• _Given task_
Turn every line of the records below into a JSON list of strings, one string per line, leaving out any blank lines.

'''

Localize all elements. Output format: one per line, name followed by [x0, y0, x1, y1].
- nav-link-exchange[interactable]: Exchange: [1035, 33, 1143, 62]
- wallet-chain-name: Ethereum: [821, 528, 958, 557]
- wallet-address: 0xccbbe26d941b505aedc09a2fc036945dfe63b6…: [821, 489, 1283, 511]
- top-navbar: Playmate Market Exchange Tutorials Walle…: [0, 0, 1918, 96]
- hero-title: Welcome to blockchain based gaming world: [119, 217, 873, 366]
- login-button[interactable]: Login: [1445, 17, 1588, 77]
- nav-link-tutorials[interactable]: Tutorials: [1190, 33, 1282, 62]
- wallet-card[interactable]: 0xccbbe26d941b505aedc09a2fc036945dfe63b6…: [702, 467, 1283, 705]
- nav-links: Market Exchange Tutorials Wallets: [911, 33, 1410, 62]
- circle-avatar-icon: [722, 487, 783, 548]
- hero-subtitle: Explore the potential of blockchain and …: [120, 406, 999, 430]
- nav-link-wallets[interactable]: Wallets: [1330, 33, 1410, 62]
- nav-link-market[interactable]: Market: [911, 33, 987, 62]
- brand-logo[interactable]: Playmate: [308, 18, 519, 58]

'''

• _Solution to the problem_
[
  "Localize all elements. Output format: one per line, name followed by [x0, y0, x1, y1].",
  "- nav-link-exchange[interactable]: Exchange: [1035, 33, 1143, 62]",
  "- wallet-chain-name: Ethereum: [821, 528, 958, 557]",
  "- wallet-address: 0xccbbe26d941b505aedc09a2fc036945dfe63b6…: [821, 489, 1283, 511]",
  "- top-navbar: Playmate Market Exchange Tutorials Walle…: [0, 0, 1918, 96]",
  "- hero-title: Welcome to blockchain based gaming world: [119, 217, 873, 366]",
  "- login-button[interactable]: Login: [1445, 17, 1588, 77]",
  "- nav-link-tutorials[interactable]: Tutorials: [1190, 33, 1282, 62]",
  "- wallet-card[interactable]: 0xccbbe26d941b505aedc09a2fc036945dfe63b6…: [702, 467, 1283, 705]",
  "- nav-links: Market Exchange Tutorials Wallets: [911, 33, 1410, 62]",
  "- circle-avatar-icon: [722, 487, 783, 548]",
  "- hero-subtitle: Explore the potential of blockchain and …: [120, 406, 999, 430]",
  "- nav-link-wallets[interactable]: Wallets: [1330, 33, 1410, 62]",
  "- nav-link-market[interactable]: Market: [911, 33, 987, 62]",
  "- brand-logo[interactable]: Playmate: [308, 18, 519, 58]"
]